──────── THE INPUT ────────

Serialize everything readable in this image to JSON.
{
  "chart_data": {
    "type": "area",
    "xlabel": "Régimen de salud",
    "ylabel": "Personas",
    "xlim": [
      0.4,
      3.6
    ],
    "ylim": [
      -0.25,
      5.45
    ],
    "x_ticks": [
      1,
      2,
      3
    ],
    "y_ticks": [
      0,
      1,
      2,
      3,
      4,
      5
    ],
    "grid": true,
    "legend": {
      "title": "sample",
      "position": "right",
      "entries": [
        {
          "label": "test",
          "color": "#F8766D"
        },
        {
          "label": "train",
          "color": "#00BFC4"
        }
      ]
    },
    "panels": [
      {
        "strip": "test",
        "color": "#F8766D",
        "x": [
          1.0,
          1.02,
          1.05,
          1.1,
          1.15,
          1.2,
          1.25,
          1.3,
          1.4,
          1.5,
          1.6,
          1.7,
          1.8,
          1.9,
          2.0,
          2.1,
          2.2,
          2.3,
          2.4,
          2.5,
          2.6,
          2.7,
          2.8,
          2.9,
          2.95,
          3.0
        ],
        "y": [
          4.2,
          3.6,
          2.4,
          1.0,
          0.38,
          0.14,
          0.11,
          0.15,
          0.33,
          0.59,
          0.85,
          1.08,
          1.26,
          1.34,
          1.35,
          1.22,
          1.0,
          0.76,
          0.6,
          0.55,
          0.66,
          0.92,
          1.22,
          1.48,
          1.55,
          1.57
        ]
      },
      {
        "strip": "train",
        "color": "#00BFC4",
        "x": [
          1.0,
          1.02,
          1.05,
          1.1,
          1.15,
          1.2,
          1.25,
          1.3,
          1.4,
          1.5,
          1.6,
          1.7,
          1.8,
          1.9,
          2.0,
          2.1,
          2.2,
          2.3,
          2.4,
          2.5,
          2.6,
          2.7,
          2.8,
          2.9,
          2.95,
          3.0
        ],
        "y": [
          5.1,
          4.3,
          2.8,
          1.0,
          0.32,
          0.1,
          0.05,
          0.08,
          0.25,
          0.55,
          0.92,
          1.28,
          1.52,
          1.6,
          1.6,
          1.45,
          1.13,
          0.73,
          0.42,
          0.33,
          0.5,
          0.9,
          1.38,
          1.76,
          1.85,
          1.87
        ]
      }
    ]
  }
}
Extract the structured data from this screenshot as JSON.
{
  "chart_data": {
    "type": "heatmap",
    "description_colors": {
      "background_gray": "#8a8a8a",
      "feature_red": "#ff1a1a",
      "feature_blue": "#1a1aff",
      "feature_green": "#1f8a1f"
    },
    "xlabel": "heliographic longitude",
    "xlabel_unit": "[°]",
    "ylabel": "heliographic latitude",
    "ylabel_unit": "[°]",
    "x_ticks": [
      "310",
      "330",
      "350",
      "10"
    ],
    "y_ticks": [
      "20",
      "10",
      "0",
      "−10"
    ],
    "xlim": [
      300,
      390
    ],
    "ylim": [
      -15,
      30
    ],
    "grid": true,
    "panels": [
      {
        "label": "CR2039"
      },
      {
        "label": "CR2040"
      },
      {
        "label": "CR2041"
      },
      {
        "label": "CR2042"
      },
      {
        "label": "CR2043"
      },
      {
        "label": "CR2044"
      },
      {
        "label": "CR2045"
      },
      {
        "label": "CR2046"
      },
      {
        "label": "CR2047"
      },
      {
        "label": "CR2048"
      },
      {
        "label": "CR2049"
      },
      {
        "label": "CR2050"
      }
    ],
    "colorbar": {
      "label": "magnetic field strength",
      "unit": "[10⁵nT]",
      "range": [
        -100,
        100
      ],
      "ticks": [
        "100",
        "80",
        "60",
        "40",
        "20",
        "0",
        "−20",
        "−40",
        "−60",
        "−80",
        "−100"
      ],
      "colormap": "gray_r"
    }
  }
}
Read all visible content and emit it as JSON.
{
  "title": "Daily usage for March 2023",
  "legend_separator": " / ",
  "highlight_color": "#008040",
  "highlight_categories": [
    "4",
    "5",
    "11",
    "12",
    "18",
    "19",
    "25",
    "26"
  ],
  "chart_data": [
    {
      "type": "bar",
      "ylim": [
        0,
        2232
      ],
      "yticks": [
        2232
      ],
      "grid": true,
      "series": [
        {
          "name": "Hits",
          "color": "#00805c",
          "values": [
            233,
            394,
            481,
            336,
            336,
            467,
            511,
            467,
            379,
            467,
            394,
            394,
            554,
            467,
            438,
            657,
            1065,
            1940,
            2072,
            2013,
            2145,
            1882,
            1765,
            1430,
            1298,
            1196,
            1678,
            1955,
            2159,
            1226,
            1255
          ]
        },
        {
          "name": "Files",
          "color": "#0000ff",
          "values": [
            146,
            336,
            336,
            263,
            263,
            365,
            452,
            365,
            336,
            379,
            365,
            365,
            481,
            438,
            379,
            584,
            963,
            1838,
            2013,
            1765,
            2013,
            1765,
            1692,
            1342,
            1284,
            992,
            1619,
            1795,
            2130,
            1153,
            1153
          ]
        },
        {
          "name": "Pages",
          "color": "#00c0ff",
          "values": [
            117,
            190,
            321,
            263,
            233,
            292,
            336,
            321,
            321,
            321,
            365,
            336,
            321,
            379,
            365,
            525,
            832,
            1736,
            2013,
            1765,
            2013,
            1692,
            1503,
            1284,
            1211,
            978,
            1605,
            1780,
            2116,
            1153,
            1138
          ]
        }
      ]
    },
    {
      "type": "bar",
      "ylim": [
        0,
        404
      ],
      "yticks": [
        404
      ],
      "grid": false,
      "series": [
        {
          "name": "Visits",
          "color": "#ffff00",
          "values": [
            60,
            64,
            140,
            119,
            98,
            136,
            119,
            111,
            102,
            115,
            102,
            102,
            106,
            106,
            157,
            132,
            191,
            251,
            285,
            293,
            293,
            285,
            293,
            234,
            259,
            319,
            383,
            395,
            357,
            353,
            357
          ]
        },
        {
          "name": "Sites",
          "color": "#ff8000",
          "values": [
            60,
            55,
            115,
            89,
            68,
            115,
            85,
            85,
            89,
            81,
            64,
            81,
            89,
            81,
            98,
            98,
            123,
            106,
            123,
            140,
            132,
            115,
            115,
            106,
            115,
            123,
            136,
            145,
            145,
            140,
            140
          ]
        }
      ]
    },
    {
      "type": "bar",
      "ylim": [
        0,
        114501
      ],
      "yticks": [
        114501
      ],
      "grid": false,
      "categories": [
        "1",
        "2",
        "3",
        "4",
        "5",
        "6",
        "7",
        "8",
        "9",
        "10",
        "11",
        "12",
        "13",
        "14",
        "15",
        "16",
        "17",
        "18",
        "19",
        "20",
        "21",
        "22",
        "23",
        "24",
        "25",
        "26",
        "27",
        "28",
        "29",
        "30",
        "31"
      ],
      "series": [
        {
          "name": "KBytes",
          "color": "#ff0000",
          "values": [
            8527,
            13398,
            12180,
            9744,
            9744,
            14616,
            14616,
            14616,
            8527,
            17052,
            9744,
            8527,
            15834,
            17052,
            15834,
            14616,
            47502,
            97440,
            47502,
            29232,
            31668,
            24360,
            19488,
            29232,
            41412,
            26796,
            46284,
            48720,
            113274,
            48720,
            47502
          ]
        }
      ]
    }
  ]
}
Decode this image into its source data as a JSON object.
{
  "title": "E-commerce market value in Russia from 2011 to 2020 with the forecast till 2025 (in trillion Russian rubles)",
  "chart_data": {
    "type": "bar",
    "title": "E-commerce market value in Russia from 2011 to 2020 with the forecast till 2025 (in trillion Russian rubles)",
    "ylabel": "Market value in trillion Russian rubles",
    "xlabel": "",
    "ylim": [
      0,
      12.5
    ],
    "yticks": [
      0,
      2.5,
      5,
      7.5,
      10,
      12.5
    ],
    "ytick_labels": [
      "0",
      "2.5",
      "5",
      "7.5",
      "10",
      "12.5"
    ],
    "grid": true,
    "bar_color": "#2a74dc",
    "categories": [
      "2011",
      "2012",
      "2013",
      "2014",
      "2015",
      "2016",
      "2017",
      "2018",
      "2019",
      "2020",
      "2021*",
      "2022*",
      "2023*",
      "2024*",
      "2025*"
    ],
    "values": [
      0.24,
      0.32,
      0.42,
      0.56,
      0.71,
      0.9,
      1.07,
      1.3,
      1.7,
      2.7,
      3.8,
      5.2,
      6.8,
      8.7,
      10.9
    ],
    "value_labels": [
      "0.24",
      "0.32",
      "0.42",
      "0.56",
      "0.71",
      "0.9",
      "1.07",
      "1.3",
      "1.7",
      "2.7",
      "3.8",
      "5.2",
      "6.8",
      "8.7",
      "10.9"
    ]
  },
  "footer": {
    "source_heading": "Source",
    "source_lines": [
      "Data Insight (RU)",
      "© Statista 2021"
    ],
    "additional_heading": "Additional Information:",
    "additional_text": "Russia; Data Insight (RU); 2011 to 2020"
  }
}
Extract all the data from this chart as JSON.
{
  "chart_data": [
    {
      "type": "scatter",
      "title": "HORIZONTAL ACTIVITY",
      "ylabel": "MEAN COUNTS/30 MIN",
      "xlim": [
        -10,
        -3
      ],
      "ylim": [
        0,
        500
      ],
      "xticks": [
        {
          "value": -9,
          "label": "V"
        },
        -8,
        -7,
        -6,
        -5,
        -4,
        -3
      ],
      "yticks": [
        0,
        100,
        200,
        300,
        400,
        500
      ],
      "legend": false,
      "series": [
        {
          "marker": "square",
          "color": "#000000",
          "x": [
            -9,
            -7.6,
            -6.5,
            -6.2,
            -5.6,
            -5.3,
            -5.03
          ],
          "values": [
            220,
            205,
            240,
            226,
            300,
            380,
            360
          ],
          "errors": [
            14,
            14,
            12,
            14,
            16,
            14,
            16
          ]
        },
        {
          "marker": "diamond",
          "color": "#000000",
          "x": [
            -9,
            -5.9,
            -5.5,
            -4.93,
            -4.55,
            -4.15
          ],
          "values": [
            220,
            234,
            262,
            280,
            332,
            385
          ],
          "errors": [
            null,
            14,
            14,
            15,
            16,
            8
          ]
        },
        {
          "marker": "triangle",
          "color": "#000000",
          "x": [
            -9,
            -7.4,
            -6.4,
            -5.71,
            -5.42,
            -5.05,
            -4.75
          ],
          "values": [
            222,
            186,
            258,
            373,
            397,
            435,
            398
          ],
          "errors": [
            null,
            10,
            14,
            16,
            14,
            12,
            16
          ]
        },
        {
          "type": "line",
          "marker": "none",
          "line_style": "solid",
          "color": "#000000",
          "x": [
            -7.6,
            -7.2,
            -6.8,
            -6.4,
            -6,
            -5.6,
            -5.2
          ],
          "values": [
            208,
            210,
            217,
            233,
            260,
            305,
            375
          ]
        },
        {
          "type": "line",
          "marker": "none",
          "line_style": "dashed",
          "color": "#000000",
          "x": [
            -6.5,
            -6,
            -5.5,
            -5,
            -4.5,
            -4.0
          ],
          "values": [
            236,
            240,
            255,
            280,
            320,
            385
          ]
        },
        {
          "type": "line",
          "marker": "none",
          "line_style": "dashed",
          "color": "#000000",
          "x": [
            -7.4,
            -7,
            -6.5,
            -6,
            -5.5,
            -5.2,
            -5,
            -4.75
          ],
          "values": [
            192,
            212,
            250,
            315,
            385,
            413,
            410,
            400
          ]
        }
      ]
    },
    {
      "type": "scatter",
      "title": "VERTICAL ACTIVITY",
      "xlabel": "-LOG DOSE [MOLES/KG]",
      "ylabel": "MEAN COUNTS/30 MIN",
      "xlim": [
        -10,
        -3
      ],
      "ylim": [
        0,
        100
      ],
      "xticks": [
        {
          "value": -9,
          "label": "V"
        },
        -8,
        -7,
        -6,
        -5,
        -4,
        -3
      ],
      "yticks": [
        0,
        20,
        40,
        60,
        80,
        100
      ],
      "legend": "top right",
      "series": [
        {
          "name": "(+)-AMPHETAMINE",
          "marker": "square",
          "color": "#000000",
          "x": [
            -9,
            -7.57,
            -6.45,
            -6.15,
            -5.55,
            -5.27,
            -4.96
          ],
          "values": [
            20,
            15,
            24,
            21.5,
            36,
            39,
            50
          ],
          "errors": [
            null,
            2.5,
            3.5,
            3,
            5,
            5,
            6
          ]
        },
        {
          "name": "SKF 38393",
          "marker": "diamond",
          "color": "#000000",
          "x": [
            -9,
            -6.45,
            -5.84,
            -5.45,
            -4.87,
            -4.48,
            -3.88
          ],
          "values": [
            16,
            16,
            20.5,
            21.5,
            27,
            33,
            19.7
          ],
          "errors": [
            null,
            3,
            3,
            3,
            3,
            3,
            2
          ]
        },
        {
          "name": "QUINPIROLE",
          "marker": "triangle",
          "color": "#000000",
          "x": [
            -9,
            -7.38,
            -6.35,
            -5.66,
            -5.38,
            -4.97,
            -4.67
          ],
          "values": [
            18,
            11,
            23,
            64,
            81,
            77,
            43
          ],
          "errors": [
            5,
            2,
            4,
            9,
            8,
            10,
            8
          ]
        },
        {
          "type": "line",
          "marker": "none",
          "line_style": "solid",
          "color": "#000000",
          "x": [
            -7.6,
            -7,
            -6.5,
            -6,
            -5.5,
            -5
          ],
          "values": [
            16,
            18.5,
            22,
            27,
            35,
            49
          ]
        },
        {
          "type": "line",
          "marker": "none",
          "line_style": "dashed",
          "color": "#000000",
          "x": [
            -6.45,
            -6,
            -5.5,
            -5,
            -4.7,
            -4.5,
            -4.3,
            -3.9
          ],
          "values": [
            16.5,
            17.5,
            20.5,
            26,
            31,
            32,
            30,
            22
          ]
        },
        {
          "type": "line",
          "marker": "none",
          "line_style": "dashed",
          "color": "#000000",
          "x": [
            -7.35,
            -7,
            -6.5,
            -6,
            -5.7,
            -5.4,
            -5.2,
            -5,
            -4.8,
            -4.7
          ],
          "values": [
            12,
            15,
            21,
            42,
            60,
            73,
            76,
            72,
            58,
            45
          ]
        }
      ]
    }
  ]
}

────────

- [EXERCISE DIRECTIONS] Using the records above, list each line that includes "forecast".

- [FINAL RESULT]
  "title": "E-commerce market value in Russia from 2011 to 2020 with the forecast till 2025 (in trillion Russian rubles)",
    "title": "E-commerce market value in Russia from 2011 to 2020 with the forecast till 2025 (in trillion Russian rubles)",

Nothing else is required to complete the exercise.